Video Transcript
In this video, we will learn what an
infinite series is, how to represent an infinite series in sigma notation, and look at
different ways to represent the same series. Let’s firstly remind ourselves about the
differences between sequences and series. A sequence is a list of numbers in a
specific order. A sequence can be ascending or
descending.
With sequences, we have a rule for each
term, for example, the sequence three, six, nine, 12, 15. If we label each term the first, second,
third, fourth, and fifth terms, then we can say that the rule to find the 𝑛th term is three
𝑛. A series, on the other hand, is the sum
of the terms in a sequence. For example, the series of this sequence
we just looked at is three add six add nine add 12 add 15. And then the value of this series is
45. Also, series can either be finite or
infinite. Let’s have a look at infinite series in
more detail.

-- REQUIRED TASK A --
Write out the lines of the records from the line containing "link-docs-center[interactable]: ▯ 文档中心" through the line containing "user-info[interactable]: Ndqoek 133*****216", including both of those lines.
The transcript and the records bear no relation to each other.

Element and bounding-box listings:
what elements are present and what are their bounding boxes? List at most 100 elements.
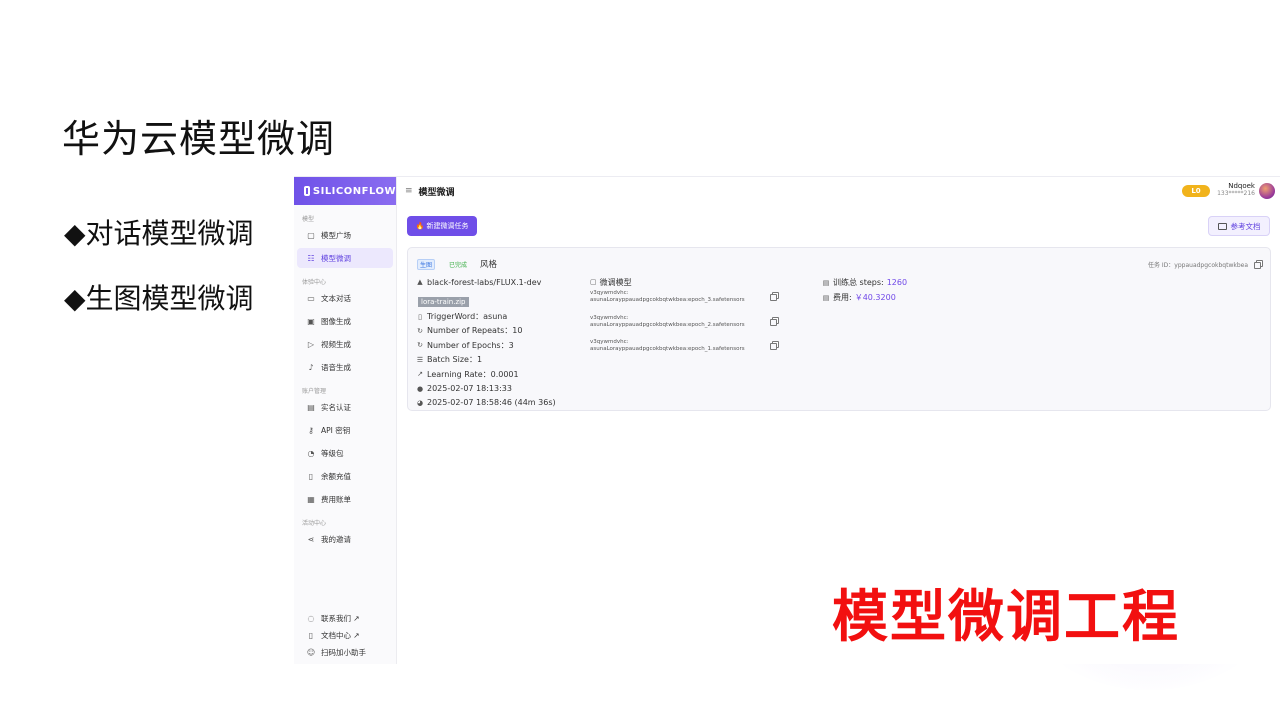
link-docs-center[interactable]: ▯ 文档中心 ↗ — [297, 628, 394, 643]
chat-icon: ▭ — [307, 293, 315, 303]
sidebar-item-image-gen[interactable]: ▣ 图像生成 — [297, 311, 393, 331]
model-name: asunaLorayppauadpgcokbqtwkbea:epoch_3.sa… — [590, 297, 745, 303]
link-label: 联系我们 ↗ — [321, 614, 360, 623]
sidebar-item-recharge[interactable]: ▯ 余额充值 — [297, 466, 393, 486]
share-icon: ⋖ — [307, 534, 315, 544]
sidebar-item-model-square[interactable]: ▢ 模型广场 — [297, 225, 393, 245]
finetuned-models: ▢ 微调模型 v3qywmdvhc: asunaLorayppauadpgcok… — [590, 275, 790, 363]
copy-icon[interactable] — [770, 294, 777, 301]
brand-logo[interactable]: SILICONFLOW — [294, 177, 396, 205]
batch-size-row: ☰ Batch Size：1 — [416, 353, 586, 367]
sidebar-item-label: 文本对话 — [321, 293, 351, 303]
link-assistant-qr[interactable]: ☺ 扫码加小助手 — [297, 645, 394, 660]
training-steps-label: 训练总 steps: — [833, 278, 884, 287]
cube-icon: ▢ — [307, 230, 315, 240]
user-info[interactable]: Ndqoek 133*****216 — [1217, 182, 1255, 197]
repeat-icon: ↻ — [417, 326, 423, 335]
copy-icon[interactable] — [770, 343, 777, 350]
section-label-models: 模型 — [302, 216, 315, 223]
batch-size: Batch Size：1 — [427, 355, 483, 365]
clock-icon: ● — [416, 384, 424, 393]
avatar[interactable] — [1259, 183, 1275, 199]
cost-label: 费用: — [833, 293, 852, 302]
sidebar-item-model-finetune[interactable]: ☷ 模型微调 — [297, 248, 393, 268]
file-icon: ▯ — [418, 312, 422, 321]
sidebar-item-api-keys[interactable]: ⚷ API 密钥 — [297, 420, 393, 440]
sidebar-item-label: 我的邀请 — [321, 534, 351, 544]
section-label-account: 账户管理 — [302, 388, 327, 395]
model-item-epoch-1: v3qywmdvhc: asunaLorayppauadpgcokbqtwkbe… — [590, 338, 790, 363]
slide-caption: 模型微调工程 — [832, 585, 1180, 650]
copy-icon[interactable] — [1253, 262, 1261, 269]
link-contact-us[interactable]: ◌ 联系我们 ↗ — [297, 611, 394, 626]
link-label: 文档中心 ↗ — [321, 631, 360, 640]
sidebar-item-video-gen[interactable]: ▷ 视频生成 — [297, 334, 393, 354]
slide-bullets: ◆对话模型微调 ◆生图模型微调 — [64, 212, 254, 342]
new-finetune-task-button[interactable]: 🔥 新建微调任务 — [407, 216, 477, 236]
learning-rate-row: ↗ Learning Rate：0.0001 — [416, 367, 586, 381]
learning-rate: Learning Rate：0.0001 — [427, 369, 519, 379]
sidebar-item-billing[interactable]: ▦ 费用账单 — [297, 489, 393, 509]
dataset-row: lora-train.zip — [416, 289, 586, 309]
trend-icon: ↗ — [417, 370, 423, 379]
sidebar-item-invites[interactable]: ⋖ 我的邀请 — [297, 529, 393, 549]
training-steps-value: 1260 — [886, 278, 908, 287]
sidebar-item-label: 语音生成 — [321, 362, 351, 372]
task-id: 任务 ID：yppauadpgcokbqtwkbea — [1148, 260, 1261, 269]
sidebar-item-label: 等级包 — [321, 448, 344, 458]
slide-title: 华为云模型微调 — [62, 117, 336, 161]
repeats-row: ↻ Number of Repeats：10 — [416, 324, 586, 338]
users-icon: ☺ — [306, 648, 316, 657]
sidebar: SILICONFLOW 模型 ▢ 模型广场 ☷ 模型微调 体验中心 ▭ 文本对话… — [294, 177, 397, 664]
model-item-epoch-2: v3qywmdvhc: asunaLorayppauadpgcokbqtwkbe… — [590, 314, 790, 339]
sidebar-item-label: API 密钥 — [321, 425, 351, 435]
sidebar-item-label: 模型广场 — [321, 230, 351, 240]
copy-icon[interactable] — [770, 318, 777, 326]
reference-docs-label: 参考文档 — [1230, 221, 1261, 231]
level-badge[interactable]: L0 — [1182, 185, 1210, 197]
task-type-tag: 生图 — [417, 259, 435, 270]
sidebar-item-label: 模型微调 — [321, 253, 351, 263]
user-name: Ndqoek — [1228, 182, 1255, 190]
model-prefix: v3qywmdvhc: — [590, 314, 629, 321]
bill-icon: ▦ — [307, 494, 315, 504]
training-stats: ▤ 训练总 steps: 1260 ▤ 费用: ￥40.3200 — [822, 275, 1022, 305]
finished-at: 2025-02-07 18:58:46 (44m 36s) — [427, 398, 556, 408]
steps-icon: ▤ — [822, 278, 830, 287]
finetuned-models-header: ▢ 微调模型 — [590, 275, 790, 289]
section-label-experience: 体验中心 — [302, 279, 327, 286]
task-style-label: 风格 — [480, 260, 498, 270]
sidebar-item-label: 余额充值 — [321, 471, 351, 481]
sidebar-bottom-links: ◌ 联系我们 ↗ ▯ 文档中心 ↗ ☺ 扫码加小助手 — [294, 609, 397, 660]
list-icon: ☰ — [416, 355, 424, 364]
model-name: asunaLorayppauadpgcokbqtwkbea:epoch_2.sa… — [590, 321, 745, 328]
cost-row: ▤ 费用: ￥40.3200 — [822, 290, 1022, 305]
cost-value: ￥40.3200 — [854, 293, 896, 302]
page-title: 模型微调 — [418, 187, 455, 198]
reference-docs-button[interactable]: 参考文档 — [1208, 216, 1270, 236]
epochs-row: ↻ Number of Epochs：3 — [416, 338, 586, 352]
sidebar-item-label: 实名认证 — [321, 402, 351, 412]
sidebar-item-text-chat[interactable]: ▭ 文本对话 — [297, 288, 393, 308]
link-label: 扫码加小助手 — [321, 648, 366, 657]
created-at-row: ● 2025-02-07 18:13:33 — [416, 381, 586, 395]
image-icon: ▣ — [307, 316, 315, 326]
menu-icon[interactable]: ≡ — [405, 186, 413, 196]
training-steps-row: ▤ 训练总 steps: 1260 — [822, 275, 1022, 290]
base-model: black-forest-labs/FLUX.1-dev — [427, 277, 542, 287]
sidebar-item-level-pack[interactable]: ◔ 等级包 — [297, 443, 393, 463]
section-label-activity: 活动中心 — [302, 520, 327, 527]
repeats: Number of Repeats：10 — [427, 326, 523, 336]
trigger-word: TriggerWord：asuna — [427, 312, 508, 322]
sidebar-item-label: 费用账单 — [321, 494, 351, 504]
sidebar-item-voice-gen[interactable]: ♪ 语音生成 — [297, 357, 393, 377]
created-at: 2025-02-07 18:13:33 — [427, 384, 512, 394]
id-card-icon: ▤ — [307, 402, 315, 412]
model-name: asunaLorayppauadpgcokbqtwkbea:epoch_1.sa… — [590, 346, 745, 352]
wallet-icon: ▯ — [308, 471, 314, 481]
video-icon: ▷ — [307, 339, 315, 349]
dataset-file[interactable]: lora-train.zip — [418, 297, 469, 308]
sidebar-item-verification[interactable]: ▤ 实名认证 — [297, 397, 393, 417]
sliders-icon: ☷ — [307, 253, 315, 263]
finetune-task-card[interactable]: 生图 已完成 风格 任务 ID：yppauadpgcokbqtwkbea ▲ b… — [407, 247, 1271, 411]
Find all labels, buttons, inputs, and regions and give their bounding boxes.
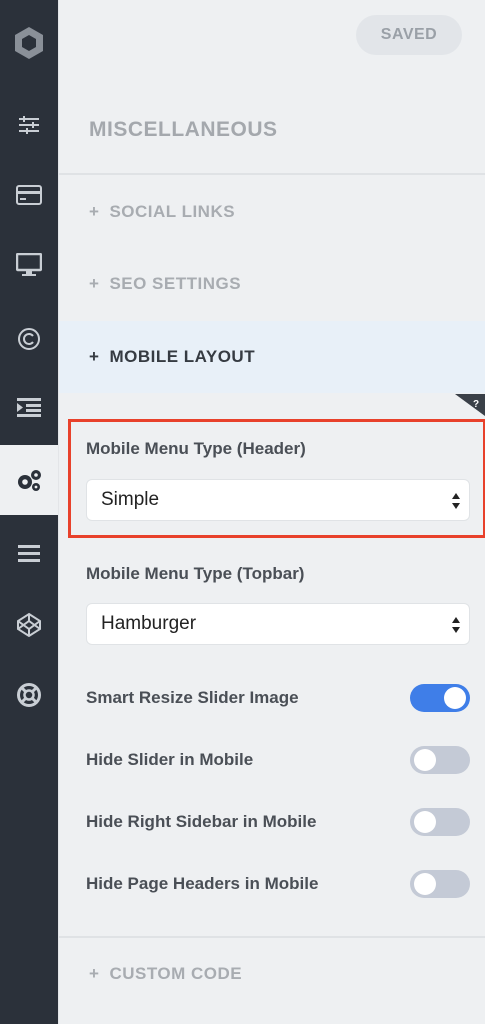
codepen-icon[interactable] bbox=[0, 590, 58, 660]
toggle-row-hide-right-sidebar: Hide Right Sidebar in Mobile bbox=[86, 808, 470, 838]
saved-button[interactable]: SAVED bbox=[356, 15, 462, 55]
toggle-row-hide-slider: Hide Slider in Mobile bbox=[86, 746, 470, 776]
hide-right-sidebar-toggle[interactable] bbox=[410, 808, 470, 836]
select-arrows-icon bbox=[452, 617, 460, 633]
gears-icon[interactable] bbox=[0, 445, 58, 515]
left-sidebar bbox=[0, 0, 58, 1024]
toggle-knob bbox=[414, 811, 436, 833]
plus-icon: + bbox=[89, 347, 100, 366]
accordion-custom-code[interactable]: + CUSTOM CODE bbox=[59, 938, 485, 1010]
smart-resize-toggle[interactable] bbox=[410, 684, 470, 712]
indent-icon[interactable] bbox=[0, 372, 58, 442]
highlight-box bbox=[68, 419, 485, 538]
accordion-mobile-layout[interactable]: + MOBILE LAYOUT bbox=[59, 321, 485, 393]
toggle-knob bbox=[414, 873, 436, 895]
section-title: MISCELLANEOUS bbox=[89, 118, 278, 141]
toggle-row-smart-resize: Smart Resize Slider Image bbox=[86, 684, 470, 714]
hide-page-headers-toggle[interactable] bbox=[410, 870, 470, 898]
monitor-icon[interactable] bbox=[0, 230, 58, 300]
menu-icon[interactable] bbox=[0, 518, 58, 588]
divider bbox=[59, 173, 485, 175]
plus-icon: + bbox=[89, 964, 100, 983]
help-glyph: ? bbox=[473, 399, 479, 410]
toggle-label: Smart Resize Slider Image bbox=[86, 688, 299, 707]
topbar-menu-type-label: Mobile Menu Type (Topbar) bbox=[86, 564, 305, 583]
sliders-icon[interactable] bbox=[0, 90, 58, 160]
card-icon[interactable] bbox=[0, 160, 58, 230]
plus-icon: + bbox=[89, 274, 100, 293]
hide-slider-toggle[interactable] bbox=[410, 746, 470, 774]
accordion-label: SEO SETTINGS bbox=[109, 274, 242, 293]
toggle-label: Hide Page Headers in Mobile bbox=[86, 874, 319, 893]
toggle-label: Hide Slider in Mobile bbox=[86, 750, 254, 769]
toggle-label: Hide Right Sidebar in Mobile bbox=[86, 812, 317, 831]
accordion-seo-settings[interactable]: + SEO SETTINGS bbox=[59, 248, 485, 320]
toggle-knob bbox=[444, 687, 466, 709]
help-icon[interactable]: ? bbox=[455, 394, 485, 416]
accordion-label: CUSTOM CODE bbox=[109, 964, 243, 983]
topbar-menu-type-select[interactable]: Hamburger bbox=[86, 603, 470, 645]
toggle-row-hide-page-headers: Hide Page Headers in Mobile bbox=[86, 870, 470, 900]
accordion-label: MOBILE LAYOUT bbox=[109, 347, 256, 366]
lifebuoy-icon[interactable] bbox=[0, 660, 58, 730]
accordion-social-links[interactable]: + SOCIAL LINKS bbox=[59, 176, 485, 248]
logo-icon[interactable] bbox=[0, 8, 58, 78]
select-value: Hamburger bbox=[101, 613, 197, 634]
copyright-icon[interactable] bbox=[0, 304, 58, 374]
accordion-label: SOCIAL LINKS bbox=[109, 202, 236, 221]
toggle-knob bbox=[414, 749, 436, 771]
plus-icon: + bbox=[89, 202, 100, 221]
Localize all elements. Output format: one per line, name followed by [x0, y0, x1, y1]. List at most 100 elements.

-- REQUIRED TASK B --
Continue the video transcript on infinite series from the point where it stops.

-- RIGHT ANSWER A --
link-docs-center[interactable]: ▯ 文档中心 ↗ — [297, 628, 394, 643]
chat-icon: ▭ — [307, 293, 315, 303]
sidebar-item-image-gen[interactable]: ▣ 图像生成 — [297, 311, 393, 331]
model-name: asunaLorayppauadpgcokbqtwkbea:epoch_3.sa… — [590, 297, 745, 303]
link-label: 联系我们 ↗ — [321, 614, 360, 623]
sidebar-item-recharge[interactable]: ▯ 余额充值 — [297, 466, 393, 486]
share-icon: ⋖ — [307, 534, 315, 544]
sidebar-item-model-square[interactable]: ▢ 模型广场 — [297, 225, 393, 245]
finetuned-models: ▢ 微调模型 v3qywmdvhc: asunaLorayppauadpgcok… — [590, 275, 790, 363]
copy-icon[interactable] — [770, 294, 777, 301]
brand-logo[interactable]: SILICONFLOW — [294, 177, 396, 205]
batch-size-row: ☰ Batch Size：1 — [416, 353, 586, 367]
sidebar-item-label: 文本对话 — [321, 293, 351, 303]
link-assistant-qr[interactable]: ☺ 扫码加小助手 — [297, 645, 394, 660]
training-steps-label: 训练总 steps: — [833, 278, 884, 287]
cube-icon: ▢ — [307, 230, 315, 240]
user-info[interactable]: Ndqoek 133*****216 — [1217, 182, 1255, 197]

-- RIGHT ANSWER B --
An infinite series is the sum of infinite
terms that follow a rule. And so the value of a series can be
infinite, such as the series one add two add three and so on. If we add the first two terms, we get
three. The sum of the first three terms is six,
the sum of the first four terms will be 10, and so on. And so we can see that this sum is
getting larger and larger as we add a bigger number each time. So we can see that the value of this
series approaches ∞.
But the really interesting thing about
infinite series is that we can have infinite series which actually have a finite sum. And this actually puzzled mathematicians
for a long time. And Greek philosopher Zeno came up with
the following paradox to explain this.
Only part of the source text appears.